Your goal: Render the material again word for word, skipping the pictures in it.

=-=-=

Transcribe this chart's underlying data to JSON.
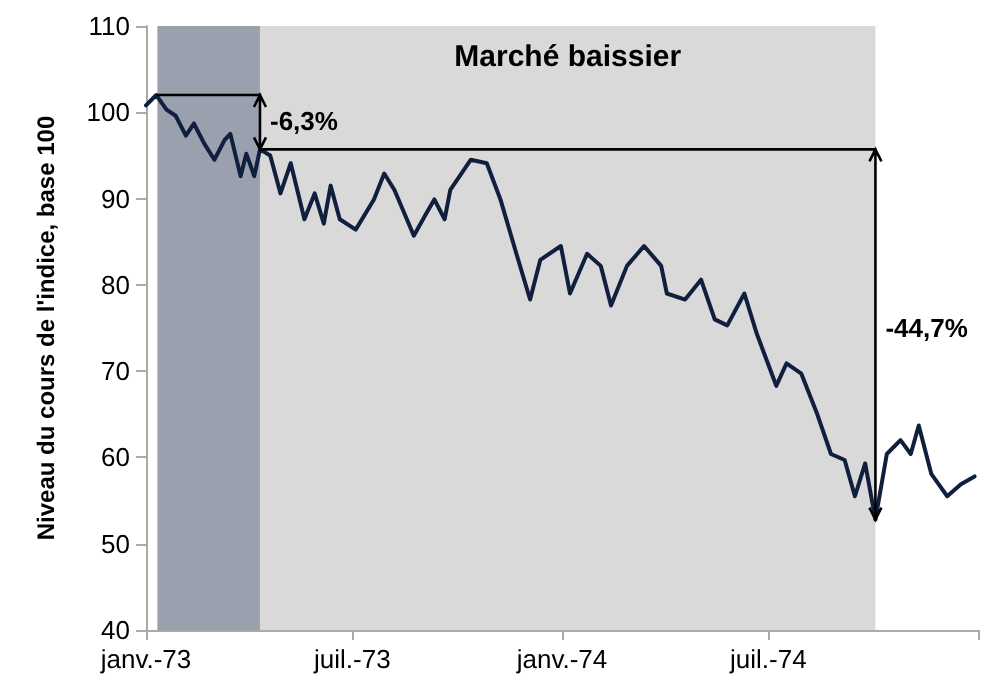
{
  "chart_data": {
    "type": "line",
    "ylabel": "Niveau du cours de l'indice, base 100",
    "x": [
      "1973-01-01",
      "1973-01-10",
      "1973-01-19",
      "1973-01-27",
      "1973-02-05",
      "1973-02-12",
      "1973-02-21",
      "1973-03-02",
      "1973-03-11",
      "1973-03-16",
      "1973-03-25",
      "1973-03-30",
      "1973-04-06",
      "1973-04-11",
      "1973-04-20",
      "1973-04-29",
      "1973-05-08",
      "1973-05-20",
      "1973-05-29",
      "1973-06-06",
      "1973-06-12",
      "1973-06-20",
      "1973-07-04",
      "1973-07-20",
      "1973-07-29",
      "1973-08-07",
      "1973-08-24",
      "1973-09-04",
      "1973-09-11",
      "1973-09-20",
      "1973-09-25",
      "1973-10-13",
      "1973-10-27",
      "1973-11-08",
      "1973-11-22",
      "1973-12-04",
      "1973-12-13",
      "1973-12-31",
      "1974-01-08",
      "1974-01-23",
      "1974-02-04",
      "1974-02-13",
      "1974-02-27",
      "1974-03-14",
      "1974-03-29",
      "1974-04-03",
      "1974-04-19",
      "1974-05-03",
      "1974-05-15",
      "1974-05-26",
      "1974-06-10",
      "1974-06-21",
      "1974-07-08",
      "1974-07-17",
      "1974-07-30",
      "1974-08-13",
      "1974-08-25",
      "1974-09-06",
      "1974-09-15",
      "1974-09-24",
      "1974-10-03",
      "1974-10-13",
      "1974-10-25",
      "1974-11-03",
      "1974-11-10",
      "1974-11-21",
      "1974-12-05",
      "1974-12-17",
      "1974-12-29"
    ],
    "series": [
      {
        "color": "#0f1f3d",
        "values": [
          100.8,
          102,
          100.3,
          99.6,
          97.3,
          98.7,
          96.4,
          94.5,
          96.8,
          97.5,
          92.6,
          95.2,
          92.6,
          95.7,
          95,
          90.6,
          94.1,
          87.6,
          90.6,
          87.1,
          91.5,
          87.6,
          86.4,
          89.9,
          92.9,
          91,
          85.7,
          88.3,
          89.9,
          87.6,
          91,
          94.5,
          94.1,
          89.9,
          83.6,
          78.3,
          82.9,
          84.5,
          79,
          83.6,
          82.2,
          77.6,
          82.2,
          84.5,
          82.2,
          79,
          78.3,
          80.6,
          76,
          75.3,
          79,
          74.3,
          68.3,
          70.9,
          69.7,
          65,
          60.4,
          59.7,
          55.5,
          59.3,
          52.8,
          60.4,
          62,
          60.4,
          63.7,
          58.1,
          55.5,
          56.9,
          57.8
        ]
      }
    ],
    "xlim": [
      "1973-01-01",
      "1975-01-01"
    ],
    "xticks": [
      {
        "value": "1973-01-01",
        "label": "janv.-73"
      },
      {
        "value": "1973-07-01",
        "label": "juil.-73"
      },
      {
        "value": "1974-01-01",
        "label": "janv.-74"
      },
      {
        "value": "1974-07-01",
        "label": "juil.-74"
      },
      {
        "value": "1975-01-01",
        "label": null
      }
    ],
    "ylim": [
      40,
      110
    ],
    "yticks": [
      40,
      50,
      60,
      70,
      80,
      90,
      100,
      110
    ],
    "bands": [
      {
        "axis": "x",
        "from": "1973-01-11",
        "to": "1973-04-11",
        "color": "#9aa0ae"
      },
      {
        "axis": "x",
        "from": "1973-04-11",
        "to": "1974-10-03",
        "color": "#d9d9d9",
        "label": "Marché baissier"
      }
    ],
    "annotations": [
      {
        "text": "-6,3%",
        "x": "1973-04-11",
        "y": 99
      },
      {
        "text": "-44,7%",
        "x": "1974-10-03",
        "y": 75
      }
    ],
    "grid": false,
    "marker": "none",
    "line_style": "solid"
  }
}
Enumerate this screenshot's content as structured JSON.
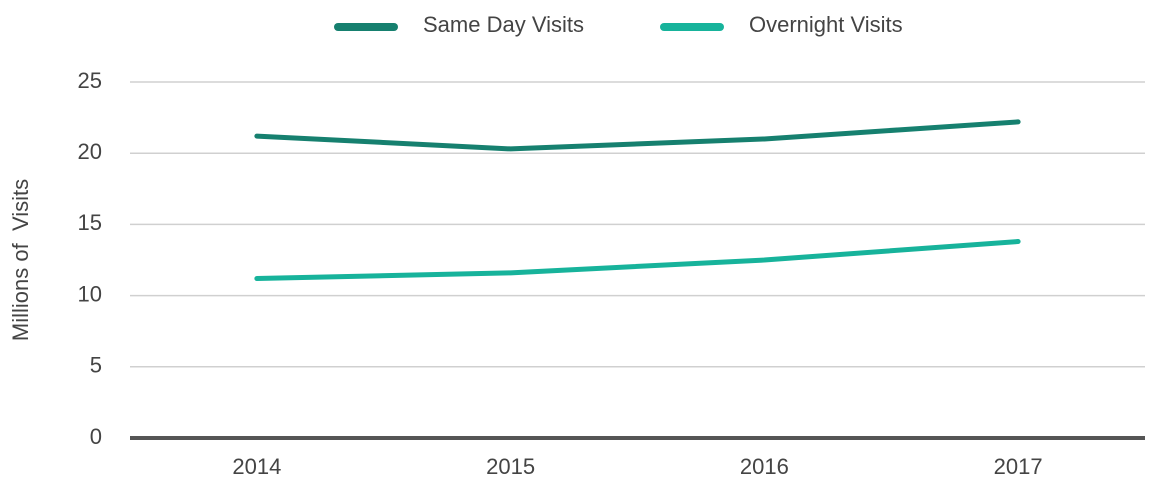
{
  "chart_data": {
    "type": "line",
    "categories": [
      "2014",
      "2015",
      "2016",
      "2017"
    ],
    "series": [
      {
        "name": "Same Day Visits",
        "color": "#16806f",
        "values": [
          21.2,
          20.3,
          21.0,
          22.2
        ]
      },
      {
        "name": "Overnight Visits",
        "color": "#17b39b",
        "values": [
          11.2,
          11.6,
          12.5,
          13.8
        ]
      }
    ],
    "y_label": "Millions of  Visits",
    "ylim": [
      0,
      25
    ],
    "yticks": [
      0,
      5,
      10,
      15,
      20,
      25
    ],
    "grid": true,
    "legend": "top"
  }
}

=-=-=

Result:
Transcribe this chart's underlying data to JSON.
{
  "chart_data": {
    "type": "line",
    "ylabel": "Niveau du cours de l'indice, base 100",
    "x": [
      "1973-01-01",
      "1973-01-10",
      "1973-01-19",
      "1973-01-27",
      "1973-02-05",
      "1973-02-12",
      "1973-02-21",
      "1973-03-02",
      "1973-03-11",
      "1973-03-16",
      "1973-03-25",
      "1973-03-30",
      "1973-04-06",
      "1973-04-11",
      "1973-04-20",
      "1973-04-29",
      "1973-05-08",
      "1973-05-20",
      "1973-05-29",
      "1973-06-06",
      "1973-06-12",
      "1973-06-20",
      "1973-07-04",
      "1973-07-20",
      "1973-07-29",
      "1973-08-07",
      "1973-08-24",
      "1973-09-04",
      "1973-09-11",
      "1973-09-20",
      "1973-09-25",
      "1973-10-13",
      "1973-10-27",
      "1973-11-08",
      "1973-11-22",
      "1973-12-04",
      "1973-12-13",
      "1973-12-31",
      "1974-01-08",
      "1974-01-23",
      "1974-02-04",
      "1974-02-13",
      "1974-02-27",
      "1974-03-14",
      "1974-03-29",
      "1974-04-03",
      "1974-04-19",
      "1974-05-03",
      "1974-05-15",
      "1974-05-26",
      "1974-06-10",
      "1974-06-21",
      "1974-07-08",
      "1974-07-17",
      "1974-07-30",
      "1974-08-13",
      "1974-08-25",
      "1974-09-06",
      "1974-09-15",
      "1974-09-24",
      "1974-10-03",
      "1974-10-13",
      "1974-10-25",
      "1974-11-03",
      "1974-11-10",
      "1974-11-21",
      "1974-12-05",
      "1974-12-17",
      "1974-12-29"
    ],
    "series": [
      {
        "color": "#0f1f3d",
        "values": [
          100.8,
          102,
          100.3,
          99.6,
          97.3,
          98.7,
          96.4,
          94.5,
          96.8,
          97.5,
          92.6,
          95.2,
          92.6,
          95.7,
          95,
          90.6,
          94.1,
          87.6,
          90.6,
          87.1,
          91.5,
          87.6,
          86.4,
          89.9,
          92.9,
          91,
          85.7,
          88.3,
          89.9,
          87.6,
          91,
          94.5,
          94.1,
          89.9,
          83.6,
          78.3,
          82.9,
          84.5,
          79,
          83.6,
          82.2,
          77.6,
          82.2,
          84.5,
          82.2,
          79,
          78.3,
          80.6,
          76,
          75.3,
          79,
          74.3,
          68.3,
          70.9,
          69.7,
          65,
          60.4,
          59.7,
          55.5,
          59.3,
          52.8,
          60.4,
          62,
          60.4,
          63.7,
          58.1,
          55.5,
          56.9,
          57.8
        ]
      }
    ],
    "xlim": [
      "1973-01-01",
      "1975-01-01"
    ],
    "xticks": [
      {
        "value": "1973-01-01",
        "label": "janv.-73"
      },
      {
        "value": "1973-07-01",
        "label": "juil.-73"
      },
      {
        "value": "1974-01-01",
        "label": "janv.-74"
      },
      {
        "value": "1974-07-01",
        "label": "juil.-74"
      },
      {
        "value": "1975-01-01",
        "label": null
      }
    ],
    "ylim": [
      40,
      110
    ],
    "yticks": [
      40,
      50,
      60,
      70,
      80,
      90,
      100,
      110
    ],
    "bands": [
      {
        "axis": "x",
        "from": "1973-01-11",
        "to": "1973-04-11",
        "color": "#9aa0ae"
      },
      {
        "axis": "x",
        "from": "1973-04-11",
        "to": "1974-10-03",
        "color": "#d9d9d9",
        "label": "Marché baissier"
      }
    ],
    "annotations": [
      {
        "text": "-6,3%",
        "x": "1973-04-11",
        "y": 99
      },
      {
        "text": "-44,7%",
        "x": "1974-10-03",
        "y": 75
      }
    ],
    "grid": false,
    "marker": "none",
    "line_style": "solid"
  }
}
Enumerate this screenshot's content as structured JSON.
{
  "chart_data": {
    "type": "line",
    "categories": [
      "2014",
      "2015",
      "2016",
      "2017"
    ],
    "series": [
      {
        "name": "Same Day Visits",
        "color": "#16806f",
        "values": [
          21.2,
          20.3,
          21.0,
          22.2
        ]
      },
      {
        "name": "Overnight Visits",
        "color": "#17b39b",
        "values": [
          11.2,
          11.6,
          12.5,
          13.8
        ]
      }
    ],
    "y_label": "Millions of  Visits",
    "ylim": [
      0,
      25
    ],
    "yticks": [
      0,
      5,
      10,
      15,
      20,
      25
    ],
    "grid": true,
    "legend": "top"
  }
}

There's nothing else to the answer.